### Your task:
What lines of the data hold the string "screenshot"? Pull each one out.

Source data:
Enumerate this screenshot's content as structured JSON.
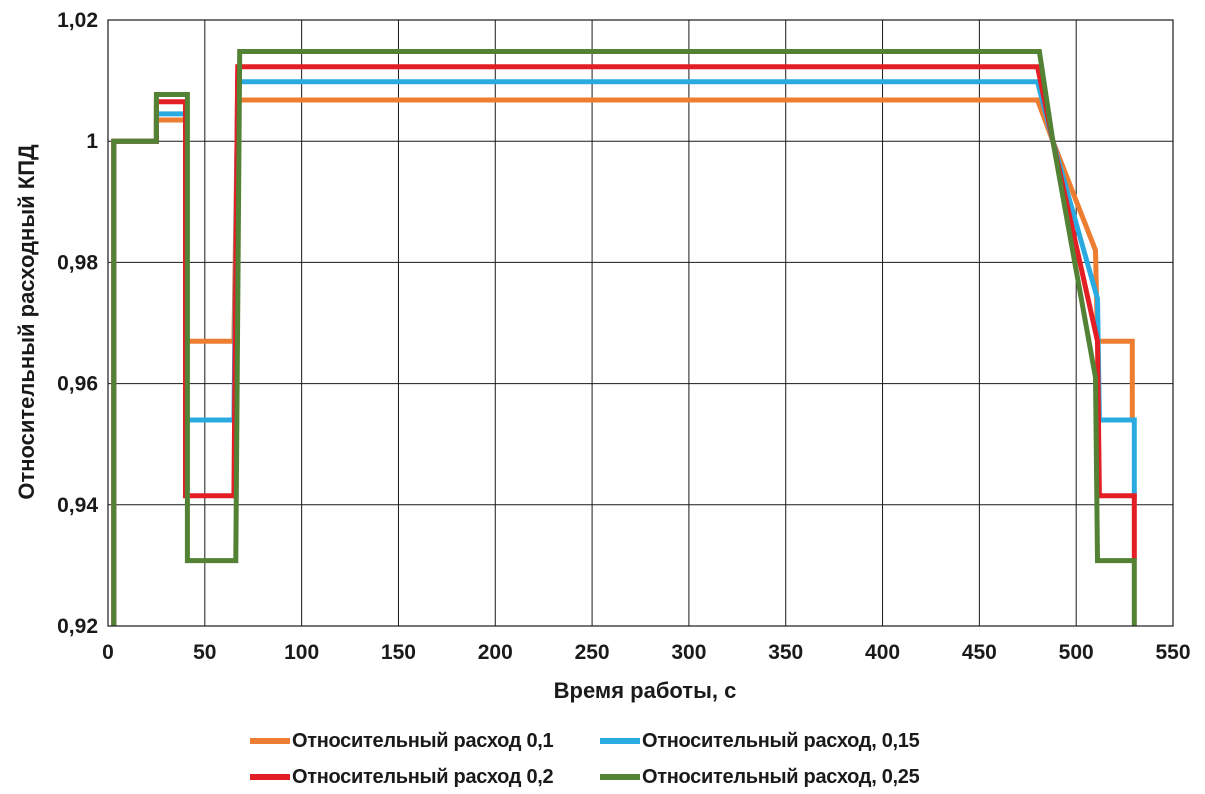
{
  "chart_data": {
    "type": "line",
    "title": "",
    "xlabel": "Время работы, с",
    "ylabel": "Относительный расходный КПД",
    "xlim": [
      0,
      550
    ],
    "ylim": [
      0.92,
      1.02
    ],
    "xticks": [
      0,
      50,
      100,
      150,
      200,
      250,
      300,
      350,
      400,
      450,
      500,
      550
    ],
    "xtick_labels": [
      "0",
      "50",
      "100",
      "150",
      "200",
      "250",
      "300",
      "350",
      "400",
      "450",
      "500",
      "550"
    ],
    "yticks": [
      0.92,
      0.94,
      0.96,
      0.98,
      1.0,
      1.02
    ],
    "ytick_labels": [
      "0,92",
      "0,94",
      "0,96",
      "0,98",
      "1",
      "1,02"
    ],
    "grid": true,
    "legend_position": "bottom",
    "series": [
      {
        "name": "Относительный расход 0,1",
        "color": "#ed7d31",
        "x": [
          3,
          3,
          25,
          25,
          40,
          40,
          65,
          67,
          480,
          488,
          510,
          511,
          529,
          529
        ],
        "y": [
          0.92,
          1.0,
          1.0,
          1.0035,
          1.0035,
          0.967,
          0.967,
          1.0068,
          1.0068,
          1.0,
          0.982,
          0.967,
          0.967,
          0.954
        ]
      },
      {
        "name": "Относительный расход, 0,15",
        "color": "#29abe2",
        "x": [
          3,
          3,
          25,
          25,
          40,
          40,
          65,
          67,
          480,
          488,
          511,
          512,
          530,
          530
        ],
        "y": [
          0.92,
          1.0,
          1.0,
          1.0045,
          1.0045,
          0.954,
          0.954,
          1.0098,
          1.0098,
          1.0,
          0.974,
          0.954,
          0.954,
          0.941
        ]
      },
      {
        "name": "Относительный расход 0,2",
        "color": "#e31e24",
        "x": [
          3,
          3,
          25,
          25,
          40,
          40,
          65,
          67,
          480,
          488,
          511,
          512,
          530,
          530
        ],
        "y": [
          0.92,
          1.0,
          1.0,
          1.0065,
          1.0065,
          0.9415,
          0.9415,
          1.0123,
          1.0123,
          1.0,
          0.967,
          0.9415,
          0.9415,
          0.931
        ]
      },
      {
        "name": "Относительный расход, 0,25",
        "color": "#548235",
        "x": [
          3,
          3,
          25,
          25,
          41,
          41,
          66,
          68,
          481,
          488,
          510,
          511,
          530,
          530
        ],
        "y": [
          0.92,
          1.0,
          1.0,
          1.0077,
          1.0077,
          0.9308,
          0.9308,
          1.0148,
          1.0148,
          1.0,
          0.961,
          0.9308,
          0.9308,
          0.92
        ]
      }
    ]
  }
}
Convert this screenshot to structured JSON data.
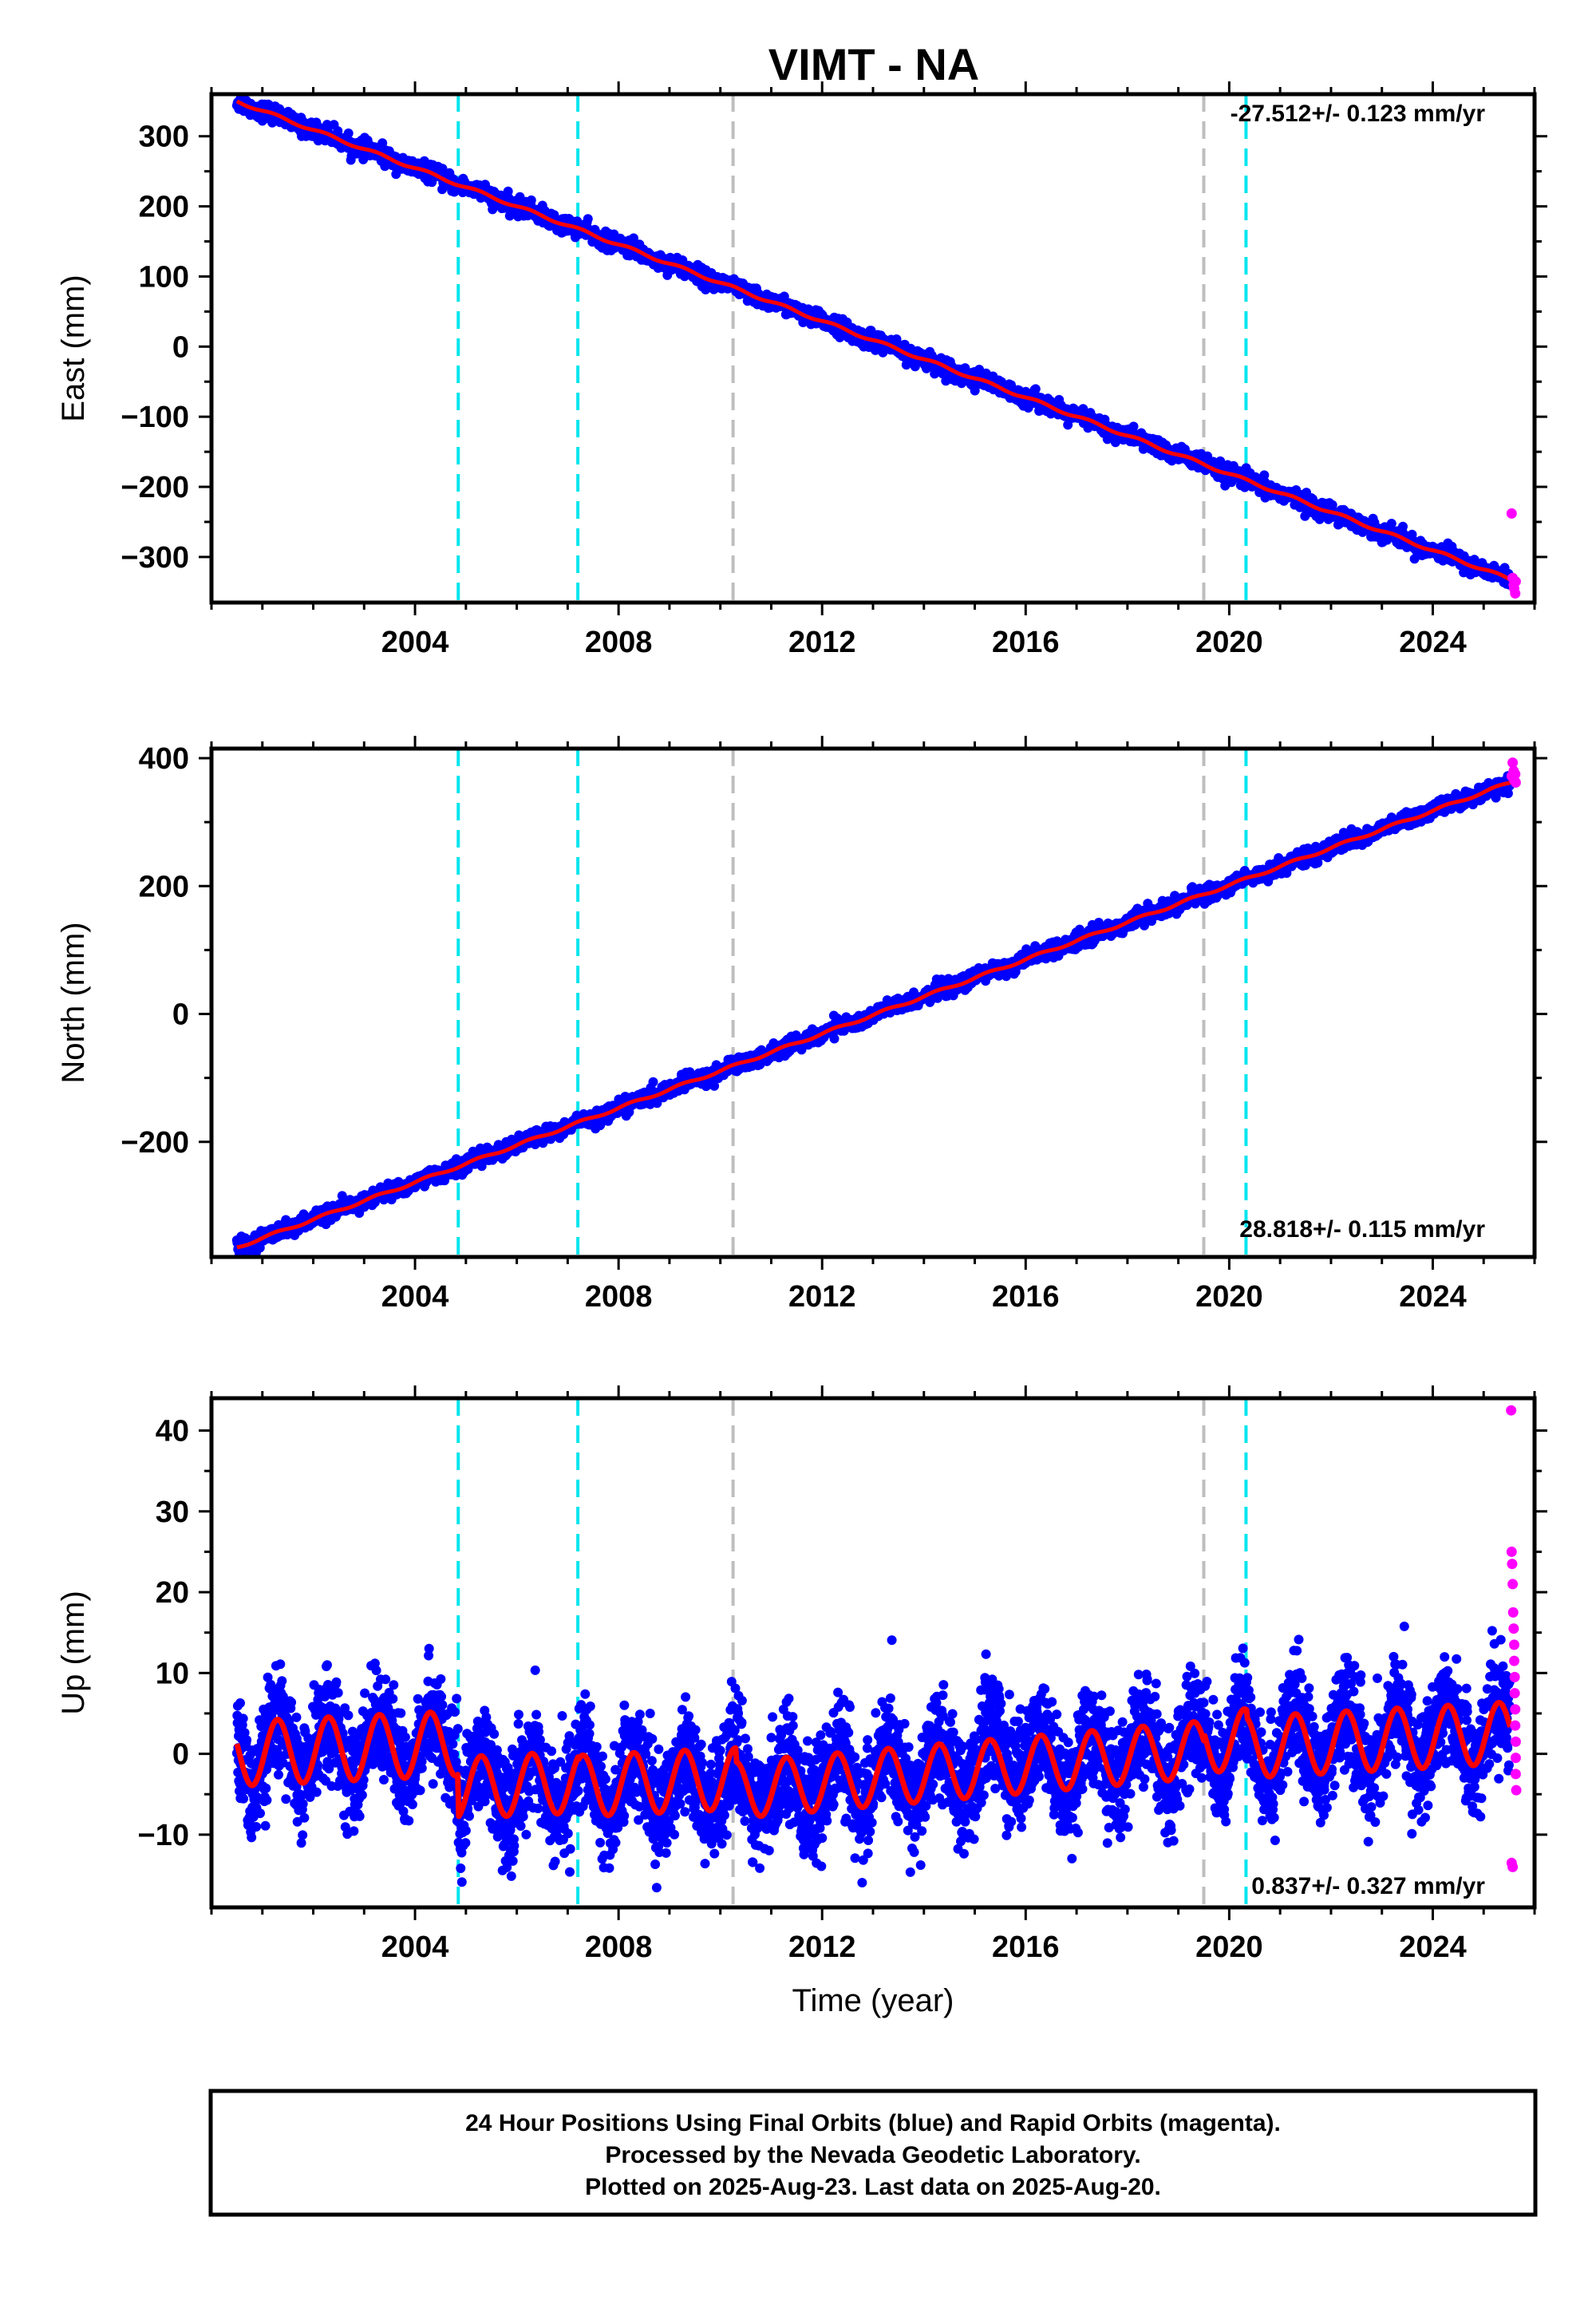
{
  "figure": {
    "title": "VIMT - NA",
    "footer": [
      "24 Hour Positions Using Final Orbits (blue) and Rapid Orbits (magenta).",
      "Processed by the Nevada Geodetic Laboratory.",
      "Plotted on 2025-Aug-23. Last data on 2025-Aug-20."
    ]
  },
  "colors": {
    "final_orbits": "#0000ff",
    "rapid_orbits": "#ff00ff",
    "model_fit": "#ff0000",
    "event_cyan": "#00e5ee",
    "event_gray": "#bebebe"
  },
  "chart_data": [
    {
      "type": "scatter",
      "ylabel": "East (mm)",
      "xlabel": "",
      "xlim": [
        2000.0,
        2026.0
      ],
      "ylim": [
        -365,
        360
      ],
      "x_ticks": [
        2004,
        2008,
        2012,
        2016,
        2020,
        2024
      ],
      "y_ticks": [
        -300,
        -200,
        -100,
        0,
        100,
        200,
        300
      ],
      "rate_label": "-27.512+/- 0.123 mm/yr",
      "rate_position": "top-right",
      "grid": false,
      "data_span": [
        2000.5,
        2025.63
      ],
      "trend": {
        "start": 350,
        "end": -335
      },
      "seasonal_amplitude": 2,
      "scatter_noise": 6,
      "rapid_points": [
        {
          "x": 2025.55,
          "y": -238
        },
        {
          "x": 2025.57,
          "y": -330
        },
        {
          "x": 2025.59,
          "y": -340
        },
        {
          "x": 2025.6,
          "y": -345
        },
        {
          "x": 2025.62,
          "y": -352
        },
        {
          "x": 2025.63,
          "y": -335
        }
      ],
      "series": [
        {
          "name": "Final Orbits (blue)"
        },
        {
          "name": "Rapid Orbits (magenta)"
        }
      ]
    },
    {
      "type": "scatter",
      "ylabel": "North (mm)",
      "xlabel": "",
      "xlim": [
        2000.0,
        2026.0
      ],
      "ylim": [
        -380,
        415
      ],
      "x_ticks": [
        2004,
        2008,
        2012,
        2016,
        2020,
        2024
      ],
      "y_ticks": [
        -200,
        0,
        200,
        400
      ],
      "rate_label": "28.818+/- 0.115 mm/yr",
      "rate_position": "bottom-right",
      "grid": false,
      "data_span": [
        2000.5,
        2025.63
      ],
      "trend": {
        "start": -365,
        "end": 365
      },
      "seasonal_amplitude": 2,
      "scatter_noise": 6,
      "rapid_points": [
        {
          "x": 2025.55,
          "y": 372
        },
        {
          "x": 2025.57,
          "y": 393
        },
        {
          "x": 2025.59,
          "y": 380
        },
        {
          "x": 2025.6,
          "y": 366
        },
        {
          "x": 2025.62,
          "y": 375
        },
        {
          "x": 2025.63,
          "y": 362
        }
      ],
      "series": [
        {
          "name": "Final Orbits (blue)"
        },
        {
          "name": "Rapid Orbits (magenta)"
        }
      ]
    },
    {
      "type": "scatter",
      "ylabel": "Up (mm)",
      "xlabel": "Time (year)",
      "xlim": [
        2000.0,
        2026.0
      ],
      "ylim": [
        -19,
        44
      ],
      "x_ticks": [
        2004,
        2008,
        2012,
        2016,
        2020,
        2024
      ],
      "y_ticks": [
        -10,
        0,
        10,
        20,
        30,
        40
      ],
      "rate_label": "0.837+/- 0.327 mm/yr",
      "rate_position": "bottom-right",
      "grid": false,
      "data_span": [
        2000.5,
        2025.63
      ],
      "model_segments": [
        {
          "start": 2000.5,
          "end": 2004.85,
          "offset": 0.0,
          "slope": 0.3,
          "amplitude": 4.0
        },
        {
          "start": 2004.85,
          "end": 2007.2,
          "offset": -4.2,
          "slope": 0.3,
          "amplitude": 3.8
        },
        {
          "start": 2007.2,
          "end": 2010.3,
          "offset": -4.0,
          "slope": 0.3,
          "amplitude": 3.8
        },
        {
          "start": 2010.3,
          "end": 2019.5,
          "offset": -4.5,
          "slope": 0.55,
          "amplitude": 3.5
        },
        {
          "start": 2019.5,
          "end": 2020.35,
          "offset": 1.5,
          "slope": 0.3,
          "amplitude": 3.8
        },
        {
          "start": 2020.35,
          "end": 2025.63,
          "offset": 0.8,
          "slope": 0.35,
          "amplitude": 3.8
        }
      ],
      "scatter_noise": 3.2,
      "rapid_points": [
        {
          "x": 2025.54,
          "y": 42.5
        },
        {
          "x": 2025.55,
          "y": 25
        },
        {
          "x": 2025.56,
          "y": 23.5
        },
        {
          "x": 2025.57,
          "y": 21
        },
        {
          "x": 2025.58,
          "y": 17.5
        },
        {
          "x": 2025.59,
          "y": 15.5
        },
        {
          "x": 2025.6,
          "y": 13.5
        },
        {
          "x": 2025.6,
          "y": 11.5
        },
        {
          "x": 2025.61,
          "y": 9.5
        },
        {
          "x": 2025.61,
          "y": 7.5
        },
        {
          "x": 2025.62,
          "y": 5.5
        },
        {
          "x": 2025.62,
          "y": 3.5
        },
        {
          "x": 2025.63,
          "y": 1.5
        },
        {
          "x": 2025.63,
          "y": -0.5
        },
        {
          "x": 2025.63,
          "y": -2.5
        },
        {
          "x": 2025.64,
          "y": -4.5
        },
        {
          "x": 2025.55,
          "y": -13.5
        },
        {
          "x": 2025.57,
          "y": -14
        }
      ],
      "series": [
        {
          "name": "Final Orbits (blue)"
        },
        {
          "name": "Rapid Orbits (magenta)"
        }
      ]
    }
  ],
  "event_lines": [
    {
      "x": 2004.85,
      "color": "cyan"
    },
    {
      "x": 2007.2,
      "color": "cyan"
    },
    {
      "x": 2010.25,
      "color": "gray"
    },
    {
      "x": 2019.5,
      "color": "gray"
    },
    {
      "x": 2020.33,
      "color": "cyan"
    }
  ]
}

### Response to the exercise:
Enumerate this screenshot's content as structured JSON.
Convert this screenshot to structured JSON data.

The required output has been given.